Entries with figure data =
** start **

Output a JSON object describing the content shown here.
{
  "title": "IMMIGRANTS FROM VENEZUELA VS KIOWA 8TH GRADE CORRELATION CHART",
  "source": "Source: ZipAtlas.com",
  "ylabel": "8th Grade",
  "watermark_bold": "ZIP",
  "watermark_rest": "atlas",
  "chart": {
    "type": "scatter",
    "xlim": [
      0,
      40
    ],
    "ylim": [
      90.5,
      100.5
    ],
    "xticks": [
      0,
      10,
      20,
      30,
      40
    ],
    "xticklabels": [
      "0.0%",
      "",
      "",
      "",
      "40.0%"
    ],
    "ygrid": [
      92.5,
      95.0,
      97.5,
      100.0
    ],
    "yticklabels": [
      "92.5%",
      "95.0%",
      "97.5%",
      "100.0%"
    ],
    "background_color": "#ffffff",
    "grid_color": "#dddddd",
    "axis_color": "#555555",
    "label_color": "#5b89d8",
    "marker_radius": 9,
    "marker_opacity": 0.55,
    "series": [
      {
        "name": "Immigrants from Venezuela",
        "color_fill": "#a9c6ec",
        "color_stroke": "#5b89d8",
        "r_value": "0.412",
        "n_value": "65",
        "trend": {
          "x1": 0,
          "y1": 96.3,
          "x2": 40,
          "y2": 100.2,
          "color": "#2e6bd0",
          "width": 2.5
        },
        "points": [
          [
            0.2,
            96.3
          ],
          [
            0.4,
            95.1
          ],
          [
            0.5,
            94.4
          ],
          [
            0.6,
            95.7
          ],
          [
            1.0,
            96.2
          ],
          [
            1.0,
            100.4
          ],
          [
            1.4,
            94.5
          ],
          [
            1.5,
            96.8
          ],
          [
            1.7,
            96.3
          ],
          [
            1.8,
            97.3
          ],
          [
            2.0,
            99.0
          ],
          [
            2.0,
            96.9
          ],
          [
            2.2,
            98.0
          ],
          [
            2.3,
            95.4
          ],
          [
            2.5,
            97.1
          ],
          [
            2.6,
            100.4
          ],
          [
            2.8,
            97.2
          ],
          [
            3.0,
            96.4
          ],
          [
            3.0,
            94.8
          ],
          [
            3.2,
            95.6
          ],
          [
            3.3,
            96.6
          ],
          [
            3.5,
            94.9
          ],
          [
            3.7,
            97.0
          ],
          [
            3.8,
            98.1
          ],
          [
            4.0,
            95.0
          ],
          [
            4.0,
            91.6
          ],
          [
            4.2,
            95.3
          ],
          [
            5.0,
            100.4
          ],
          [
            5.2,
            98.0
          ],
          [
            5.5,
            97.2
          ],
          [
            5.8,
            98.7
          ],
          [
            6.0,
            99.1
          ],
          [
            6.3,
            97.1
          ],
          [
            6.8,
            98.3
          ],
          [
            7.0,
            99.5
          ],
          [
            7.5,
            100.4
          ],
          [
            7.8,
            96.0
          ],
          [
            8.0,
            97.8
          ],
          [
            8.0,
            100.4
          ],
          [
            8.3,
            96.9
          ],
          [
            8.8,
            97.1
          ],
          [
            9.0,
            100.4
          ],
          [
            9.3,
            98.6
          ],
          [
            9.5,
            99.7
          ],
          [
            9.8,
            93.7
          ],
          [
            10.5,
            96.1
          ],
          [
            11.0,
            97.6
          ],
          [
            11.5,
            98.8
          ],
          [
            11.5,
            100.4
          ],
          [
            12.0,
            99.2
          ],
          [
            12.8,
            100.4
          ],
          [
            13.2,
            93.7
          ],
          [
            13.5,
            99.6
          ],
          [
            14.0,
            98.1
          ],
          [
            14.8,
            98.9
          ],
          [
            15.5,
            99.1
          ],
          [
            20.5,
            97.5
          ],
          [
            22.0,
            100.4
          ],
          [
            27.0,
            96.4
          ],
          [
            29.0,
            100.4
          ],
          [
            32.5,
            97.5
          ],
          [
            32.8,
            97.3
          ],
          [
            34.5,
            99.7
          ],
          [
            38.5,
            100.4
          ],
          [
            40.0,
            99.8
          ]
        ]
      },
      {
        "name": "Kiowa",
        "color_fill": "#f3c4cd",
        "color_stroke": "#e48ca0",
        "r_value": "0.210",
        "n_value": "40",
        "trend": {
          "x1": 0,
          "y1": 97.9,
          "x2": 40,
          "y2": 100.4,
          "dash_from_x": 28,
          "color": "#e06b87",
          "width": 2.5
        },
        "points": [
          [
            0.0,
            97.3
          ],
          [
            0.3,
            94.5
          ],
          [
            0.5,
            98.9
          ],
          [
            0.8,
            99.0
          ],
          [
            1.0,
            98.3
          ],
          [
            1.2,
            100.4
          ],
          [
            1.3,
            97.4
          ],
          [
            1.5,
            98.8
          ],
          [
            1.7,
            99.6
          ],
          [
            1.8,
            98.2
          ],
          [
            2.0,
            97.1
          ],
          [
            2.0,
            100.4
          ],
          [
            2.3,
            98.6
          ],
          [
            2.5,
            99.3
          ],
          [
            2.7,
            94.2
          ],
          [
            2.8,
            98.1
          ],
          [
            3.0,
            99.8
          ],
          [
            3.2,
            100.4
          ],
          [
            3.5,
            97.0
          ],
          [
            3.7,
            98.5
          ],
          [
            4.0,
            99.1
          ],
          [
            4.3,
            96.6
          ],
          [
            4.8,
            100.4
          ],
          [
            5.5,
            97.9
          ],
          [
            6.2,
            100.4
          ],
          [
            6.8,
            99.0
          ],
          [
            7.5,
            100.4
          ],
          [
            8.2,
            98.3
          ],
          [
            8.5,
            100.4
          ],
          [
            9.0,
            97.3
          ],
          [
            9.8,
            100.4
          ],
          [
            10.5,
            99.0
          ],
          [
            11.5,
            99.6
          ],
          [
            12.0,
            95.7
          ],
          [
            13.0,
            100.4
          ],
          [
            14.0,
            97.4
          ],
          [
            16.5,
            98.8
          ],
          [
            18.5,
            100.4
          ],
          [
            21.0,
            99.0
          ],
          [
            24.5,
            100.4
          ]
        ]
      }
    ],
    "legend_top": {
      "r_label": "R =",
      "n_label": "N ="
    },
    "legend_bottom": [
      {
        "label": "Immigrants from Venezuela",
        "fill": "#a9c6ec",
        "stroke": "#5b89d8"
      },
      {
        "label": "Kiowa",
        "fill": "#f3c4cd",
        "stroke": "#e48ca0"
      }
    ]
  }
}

** end **

DIRECTIONS FOR THIS TASK = Only the number is needed: state how many lines in the listing contain "name".

EXERCISE RESULT = 2